* Given task: Repeat each line of the material exactly.

◇ ◇ ◇ ◇ ◇ ◇ ◇

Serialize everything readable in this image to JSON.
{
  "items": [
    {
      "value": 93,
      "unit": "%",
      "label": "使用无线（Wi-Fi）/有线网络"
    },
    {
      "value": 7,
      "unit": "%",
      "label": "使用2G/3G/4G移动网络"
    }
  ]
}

◇ ◇ ◇ ◇ ◇ ◇ ◇

* Solution:
Serialize everything readable in this image to JSON.
{
  "items": [
    {
      "value": 93,
      "unit": "%",
      "label": "使用无线（Wi-Fi）/有线网络"
    },
    {
      "value": 7,
      "unit": "%",
      "label": "使用2G/3G/4G移动网络"
    }
  ]
}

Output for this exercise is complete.